The problem: In the data below, find the line containing "Convert this document image to plain text."; reproduce that line and all subsequent lines exactly, and nothing else.

[Collection entries]
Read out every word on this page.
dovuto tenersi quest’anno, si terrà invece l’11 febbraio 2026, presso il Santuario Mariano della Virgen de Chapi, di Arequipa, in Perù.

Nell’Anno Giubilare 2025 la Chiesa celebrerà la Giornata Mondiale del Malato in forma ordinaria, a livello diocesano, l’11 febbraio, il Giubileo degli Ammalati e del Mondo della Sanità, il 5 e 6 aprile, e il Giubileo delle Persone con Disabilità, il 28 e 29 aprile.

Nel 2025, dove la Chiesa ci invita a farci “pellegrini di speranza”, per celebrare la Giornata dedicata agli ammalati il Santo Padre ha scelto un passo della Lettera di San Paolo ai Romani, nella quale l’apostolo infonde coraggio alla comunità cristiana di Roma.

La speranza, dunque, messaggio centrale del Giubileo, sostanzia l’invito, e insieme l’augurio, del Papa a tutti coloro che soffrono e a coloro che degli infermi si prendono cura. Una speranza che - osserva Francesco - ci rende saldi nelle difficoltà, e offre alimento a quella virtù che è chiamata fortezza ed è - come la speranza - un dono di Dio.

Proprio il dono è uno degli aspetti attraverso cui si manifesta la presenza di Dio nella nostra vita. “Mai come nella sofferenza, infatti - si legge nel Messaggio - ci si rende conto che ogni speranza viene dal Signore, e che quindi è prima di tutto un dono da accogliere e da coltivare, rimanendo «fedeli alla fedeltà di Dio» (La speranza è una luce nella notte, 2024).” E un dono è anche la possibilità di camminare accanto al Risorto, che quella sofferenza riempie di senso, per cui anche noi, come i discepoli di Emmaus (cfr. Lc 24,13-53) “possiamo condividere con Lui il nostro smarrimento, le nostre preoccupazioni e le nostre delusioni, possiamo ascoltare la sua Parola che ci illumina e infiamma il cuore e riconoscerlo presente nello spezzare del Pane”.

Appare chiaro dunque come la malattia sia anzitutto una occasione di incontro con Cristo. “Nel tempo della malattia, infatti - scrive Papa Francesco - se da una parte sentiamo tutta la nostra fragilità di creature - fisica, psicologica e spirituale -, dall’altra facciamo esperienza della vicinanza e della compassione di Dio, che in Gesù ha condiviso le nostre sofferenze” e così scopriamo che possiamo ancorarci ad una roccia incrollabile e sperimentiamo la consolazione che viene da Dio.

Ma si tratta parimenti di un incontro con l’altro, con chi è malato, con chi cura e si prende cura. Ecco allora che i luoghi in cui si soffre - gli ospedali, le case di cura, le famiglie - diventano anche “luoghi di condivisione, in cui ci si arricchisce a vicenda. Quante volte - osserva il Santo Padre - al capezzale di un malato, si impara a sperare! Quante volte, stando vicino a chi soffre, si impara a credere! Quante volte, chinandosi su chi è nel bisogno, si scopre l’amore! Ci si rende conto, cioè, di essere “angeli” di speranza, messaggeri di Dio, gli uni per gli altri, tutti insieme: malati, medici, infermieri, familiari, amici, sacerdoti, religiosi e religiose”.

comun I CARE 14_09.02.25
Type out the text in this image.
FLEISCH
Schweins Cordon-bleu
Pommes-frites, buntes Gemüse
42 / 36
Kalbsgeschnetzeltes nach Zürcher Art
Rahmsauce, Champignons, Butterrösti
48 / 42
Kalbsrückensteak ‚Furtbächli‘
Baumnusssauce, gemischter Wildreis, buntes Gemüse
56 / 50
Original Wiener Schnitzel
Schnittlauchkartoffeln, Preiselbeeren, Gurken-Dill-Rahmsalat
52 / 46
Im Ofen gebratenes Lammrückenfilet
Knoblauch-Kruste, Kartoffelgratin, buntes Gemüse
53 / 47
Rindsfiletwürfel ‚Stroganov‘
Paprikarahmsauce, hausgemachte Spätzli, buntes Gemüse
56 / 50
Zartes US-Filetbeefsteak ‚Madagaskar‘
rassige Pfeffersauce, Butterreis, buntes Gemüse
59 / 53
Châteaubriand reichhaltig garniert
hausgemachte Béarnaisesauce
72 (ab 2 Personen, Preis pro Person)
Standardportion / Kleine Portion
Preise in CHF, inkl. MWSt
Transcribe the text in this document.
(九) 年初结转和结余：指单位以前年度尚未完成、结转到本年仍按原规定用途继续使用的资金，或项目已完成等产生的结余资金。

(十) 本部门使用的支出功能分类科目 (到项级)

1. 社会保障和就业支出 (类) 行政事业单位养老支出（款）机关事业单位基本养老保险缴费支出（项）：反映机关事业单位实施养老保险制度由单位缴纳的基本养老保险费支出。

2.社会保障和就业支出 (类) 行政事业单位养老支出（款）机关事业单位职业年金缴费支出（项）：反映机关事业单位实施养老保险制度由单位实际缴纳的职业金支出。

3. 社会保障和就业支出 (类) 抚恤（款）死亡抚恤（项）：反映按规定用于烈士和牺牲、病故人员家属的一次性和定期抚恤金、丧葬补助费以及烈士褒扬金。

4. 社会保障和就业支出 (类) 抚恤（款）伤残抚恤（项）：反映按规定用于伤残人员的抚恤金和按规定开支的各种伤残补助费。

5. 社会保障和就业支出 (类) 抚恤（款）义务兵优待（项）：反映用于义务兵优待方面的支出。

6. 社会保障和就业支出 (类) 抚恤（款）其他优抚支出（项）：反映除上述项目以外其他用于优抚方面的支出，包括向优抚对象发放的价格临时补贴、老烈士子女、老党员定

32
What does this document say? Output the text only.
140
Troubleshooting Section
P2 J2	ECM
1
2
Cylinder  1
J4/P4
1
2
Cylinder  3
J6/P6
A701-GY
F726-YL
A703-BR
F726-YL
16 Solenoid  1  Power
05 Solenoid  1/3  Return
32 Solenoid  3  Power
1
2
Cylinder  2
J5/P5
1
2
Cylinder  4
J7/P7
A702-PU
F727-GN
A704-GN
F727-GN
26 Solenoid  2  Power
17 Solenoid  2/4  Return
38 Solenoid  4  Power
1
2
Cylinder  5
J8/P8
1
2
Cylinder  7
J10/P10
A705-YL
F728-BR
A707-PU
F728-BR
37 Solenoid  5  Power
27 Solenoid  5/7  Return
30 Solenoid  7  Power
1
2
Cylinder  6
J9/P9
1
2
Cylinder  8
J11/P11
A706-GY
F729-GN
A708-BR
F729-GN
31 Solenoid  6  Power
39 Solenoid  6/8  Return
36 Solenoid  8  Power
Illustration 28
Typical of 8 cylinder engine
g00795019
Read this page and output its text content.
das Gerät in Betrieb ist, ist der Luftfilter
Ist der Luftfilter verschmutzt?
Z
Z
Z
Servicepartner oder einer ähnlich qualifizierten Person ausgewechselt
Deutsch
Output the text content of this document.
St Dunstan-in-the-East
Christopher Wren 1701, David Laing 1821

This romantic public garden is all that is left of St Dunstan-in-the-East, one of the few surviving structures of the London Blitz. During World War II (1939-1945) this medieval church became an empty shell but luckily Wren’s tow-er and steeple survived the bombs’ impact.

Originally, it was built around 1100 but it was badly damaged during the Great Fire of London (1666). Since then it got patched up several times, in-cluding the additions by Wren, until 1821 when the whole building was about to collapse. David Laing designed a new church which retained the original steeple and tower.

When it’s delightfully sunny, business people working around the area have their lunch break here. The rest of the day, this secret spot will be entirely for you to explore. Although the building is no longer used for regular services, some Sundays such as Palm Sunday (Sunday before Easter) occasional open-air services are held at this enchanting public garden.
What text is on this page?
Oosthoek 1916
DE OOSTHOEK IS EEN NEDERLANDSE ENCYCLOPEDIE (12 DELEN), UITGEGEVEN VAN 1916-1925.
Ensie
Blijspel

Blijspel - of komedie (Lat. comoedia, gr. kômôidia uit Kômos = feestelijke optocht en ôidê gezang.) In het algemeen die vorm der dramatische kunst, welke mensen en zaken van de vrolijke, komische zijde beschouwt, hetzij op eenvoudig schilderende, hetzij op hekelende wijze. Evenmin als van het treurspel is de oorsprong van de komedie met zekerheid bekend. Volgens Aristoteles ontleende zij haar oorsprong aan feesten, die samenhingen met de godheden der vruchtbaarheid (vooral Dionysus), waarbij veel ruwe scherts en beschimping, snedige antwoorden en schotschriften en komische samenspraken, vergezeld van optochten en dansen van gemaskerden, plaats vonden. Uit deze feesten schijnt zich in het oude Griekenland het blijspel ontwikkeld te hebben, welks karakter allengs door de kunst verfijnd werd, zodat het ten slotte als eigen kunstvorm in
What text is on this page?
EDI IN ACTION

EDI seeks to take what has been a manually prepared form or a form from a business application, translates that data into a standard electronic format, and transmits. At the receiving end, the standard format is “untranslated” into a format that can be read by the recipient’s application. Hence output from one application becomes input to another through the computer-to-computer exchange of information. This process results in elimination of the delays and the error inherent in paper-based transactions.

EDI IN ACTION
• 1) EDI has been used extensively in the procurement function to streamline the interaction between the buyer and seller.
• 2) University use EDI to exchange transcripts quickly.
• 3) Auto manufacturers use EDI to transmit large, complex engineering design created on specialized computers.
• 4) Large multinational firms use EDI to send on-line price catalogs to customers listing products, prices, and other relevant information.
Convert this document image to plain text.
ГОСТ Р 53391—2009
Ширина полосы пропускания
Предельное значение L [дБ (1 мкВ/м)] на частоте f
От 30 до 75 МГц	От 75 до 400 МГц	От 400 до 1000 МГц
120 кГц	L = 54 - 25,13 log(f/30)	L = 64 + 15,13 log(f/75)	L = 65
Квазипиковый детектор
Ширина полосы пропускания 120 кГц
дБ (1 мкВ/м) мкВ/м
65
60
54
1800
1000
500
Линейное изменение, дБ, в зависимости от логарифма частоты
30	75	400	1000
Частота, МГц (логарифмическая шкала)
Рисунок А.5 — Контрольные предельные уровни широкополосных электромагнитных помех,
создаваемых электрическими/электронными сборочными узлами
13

Output of the exercise:
Convert this document image to plain text.
ГОСТ Р 53391—2009
Ширина полосы пропускания
Предельное значение L [дБ (1 мкВ/м)] на частоте f
От 30 до 75 МГц	От 75 до 400 МГц	От 400 до 1000 МГц
120 кГц	L = 54 - 25,13 log(f/30)	L = 64 + 15,13 log(f/75)	L = 65
Квазипиковый детектор
Ширина полосы пропускания 120 кГц
дБ (1 мкВ/м) мкВ/м
65
60
54
1800
1000
500
Линейное изменение, дБ, в зависимости от логарифма частоты
30	75	400	1000
Частота, МГц (логарифмическая шкала)
Рисунок А.5 — Контрольные предельные уровни широкополосных электромагнитных помех,
создаваемых электрическими/электронными сборочными узлами
13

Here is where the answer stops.